# Start of DATA

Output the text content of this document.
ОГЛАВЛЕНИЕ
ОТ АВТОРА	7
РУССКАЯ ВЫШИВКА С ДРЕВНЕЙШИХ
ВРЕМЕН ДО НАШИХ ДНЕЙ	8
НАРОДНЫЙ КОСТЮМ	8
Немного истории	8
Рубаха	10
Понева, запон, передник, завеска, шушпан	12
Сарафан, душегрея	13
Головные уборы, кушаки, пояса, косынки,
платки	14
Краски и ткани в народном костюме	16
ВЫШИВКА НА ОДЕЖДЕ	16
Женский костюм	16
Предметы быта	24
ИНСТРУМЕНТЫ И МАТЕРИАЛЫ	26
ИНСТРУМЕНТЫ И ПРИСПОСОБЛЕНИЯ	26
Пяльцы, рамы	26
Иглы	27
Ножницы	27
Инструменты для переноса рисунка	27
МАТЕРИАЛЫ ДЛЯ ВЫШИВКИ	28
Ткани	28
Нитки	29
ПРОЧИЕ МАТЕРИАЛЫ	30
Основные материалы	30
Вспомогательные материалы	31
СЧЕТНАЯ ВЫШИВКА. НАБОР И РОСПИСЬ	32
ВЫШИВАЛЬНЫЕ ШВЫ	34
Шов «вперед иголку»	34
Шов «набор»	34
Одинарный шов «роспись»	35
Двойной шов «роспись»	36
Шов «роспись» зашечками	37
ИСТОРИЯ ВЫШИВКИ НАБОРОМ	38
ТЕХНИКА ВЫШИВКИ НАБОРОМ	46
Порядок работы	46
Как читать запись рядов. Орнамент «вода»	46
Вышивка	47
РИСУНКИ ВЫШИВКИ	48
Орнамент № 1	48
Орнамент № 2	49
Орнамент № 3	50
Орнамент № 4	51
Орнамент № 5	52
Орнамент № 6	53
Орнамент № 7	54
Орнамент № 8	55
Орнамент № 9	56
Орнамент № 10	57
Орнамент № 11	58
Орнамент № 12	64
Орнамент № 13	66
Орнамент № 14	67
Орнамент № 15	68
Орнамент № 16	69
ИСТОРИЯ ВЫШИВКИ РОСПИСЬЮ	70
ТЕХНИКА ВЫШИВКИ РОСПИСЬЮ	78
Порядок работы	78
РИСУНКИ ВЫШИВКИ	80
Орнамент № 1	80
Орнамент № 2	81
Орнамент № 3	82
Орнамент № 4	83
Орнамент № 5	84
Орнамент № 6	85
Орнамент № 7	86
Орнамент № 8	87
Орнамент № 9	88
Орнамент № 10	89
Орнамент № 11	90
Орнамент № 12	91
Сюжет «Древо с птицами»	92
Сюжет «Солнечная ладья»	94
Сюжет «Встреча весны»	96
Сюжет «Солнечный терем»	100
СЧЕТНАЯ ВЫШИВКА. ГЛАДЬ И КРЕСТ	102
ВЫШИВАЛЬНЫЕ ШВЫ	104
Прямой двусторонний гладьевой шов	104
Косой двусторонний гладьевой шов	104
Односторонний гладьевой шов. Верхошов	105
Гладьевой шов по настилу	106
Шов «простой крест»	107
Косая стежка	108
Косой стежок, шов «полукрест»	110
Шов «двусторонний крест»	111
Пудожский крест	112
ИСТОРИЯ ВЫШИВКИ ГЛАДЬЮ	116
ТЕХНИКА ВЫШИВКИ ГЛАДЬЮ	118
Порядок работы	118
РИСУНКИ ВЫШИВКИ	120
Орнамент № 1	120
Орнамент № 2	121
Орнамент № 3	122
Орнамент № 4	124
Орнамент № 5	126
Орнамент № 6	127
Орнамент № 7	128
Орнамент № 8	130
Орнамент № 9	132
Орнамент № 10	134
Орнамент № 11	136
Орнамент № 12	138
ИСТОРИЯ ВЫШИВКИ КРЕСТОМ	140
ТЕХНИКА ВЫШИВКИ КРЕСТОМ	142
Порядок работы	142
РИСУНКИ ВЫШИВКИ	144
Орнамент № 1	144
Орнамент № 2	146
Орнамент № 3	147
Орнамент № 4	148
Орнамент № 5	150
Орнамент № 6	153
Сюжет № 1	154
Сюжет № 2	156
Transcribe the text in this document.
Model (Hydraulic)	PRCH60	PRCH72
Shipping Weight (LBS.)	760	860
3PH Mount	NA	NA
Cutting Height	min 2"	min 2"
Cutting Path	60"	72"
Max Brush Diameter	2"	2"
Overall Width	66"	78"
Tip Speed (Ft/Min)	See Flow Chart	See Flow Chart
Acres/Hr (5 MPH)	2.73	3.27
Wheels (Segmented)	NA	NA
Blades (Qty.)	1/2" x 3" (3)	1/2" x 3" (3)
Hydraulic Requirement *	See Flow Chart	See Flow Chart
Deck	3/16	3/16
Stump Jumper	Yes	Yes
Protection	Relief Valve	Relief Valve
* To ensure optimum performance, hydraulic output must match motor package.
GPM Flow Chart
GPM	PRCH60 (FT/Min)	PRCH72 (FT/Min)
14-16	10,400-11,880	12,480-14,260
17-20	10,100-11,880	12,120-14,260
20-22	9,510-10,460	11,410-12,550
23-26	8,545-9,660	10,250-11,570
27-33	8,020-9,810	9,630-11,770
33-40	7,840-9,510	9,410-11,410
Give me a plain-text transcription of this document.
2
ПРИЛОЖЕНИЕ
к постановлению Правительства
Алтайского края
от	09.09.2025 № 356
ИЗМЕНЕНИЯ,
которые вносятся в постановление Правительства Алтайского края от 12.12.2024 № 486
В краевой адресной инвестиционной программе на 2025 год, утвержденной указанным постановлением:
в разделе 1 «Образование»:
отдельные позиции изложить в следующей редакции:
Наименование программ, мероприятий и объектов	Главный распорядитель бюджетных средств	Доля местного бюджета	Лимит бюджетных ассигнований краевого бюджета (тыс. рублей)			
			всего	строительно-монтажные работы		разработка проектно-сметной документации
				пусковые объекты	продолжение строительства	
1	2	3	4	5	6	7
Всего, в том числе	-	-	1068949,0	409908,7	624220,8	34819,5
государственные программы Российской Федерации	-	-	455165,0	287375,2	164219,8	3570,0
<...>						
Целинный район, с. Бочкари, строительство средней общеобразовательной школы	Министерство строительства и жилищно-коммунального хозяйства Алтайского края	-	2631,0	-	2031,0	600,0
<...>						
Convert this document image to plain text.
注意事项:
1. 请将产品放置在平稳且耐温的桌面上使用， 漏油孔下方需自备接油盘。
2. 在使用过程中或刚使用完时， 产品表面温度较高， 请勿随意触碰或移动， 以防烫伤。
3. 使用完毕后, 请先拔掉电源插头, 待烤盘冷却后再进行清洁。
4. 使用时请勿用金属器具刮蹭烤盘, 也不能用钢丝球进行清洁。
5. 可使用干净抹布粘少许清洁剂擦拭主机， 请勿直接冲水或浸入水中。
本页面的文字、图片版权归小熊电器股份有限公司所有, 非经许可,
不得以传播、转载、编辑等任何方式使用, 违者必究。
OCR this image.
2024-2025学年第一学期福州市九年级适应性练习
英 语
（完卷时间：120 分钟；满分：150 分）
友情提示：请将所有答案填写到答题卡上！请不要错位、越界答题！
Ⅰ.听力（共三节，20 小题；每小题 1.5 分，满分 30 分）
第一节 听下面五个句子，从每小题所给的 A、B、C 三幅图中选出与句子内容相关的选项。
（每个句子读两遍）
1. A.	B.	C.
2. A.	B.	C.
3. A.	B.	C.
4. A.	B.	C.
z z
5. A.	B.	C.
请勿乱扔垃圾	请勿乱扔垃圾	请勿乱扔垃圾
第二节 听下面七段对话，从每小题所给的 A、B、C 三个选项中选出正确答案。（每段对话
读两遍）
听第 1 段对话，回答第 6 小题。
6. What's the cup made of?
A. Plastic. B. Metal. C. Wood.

# End of DATA

## WRITTEN PROBLEM
Retype exactly, please, each line from the line that contains "Give me a plain-text" through the last line of the entries above, with nothing added.

## TASK OUTPUT
Give me a plain-text transcription of this document.
2
ПРИЛОЖЕНИЕ
к постановлению Правительства
Алтайского края
от	09.09.2025 № 356
ИЗМЕНЕНИЯ,
которые вносятся в постановление Правительства Алтайского края от 12.12.2024 № 486
В краевой адресной инвестиционной программе на 2025 год, утвержденной указанным постановлением:
в разделе 1 «Образование»:
отдельные позиции изложить в следующей редакции:
Наименование программ, мероприятий и объектов	Главный распорядитель бюджетных средств	Доля местного бюджета	Лимит бюджетных ассигнований краевого бюджета (тыс. рублей)			
			всего	строительно-монтажные работы		разработка проектно-сметной документации
				пусковые объекты	продолжение строительства	
1	2	3	4	5	6	7
Всего, в том числе	-	-	1068949,0	409908,7	624220,8	34819,5
государственные программы Российской Федерации	-	-	455165,0	287375,2	164219,8	3570,0
<...>						
Целинный район, с. Бочкари, строительство средней общеобразовательной школы	Министерство строительства и жилищно-коммунального хозяйства Алтайского края	-	2631,0	-	2031,0	600,0
<...>						
Convert this document image to plain text.
注意事项:
1. 请将产品放置在平稳且耐温的桌面上使用， 漏油孔下方需自备接油盘。
2. 在使用过程中或刚使用完时， 产品表面温度较高， 请勿随意触碰或移动， 以防烫伤。
3. 使用完毕后, 请先拔掉电源插头, 待烤盘冷却后再进行清洁。
4. 使用时请勿用金属器具刮蹭烤盘, 也不能用钢丝球进行清洁。
5. 可使用干净抹布粘少许清洁剂擦拭主机， 请勿直接冲水或浸入水中。
本页面的文字、图片版权归小熊电器股份有限公司所有, 非经许可,
不得以传播、转载、编辑等任何方式使用, 违者必究。
OCR this image.
2024-2025学年第一学期福州市九年级适应性练习
英 语
（完卷时间：120 分钟；满分：150 分）
友情提示：请将所有答案填写到答题卡上！请不要错位、越界答题！
Ⅰ.听力（共三节，20 小题；每小题 1.5 分，满分 30 分）
第一节 听下面五个句子，从每小题所给的 A、B、C 三幅图中选出与句子内容相关的选项。
（每个句子读两遍）
1. A.	B.	C.
2. A.	B.	C.
3. A.	B.	C.
4. A.	B.	C.
z z
5. A.	B.	C.
请勿乱扔垃圾	请勿乱扔垃圾	请勿乱扔垃圾
第二节 听下面七段对话，从每小题所给的 A、B、C 三个选项中选出正确答案。（每段对话
读两遍）
听第 1 段对话，回答第 6 小题。
6. What's the cup made of?
A. Plastic. B. Metal. C. Wood.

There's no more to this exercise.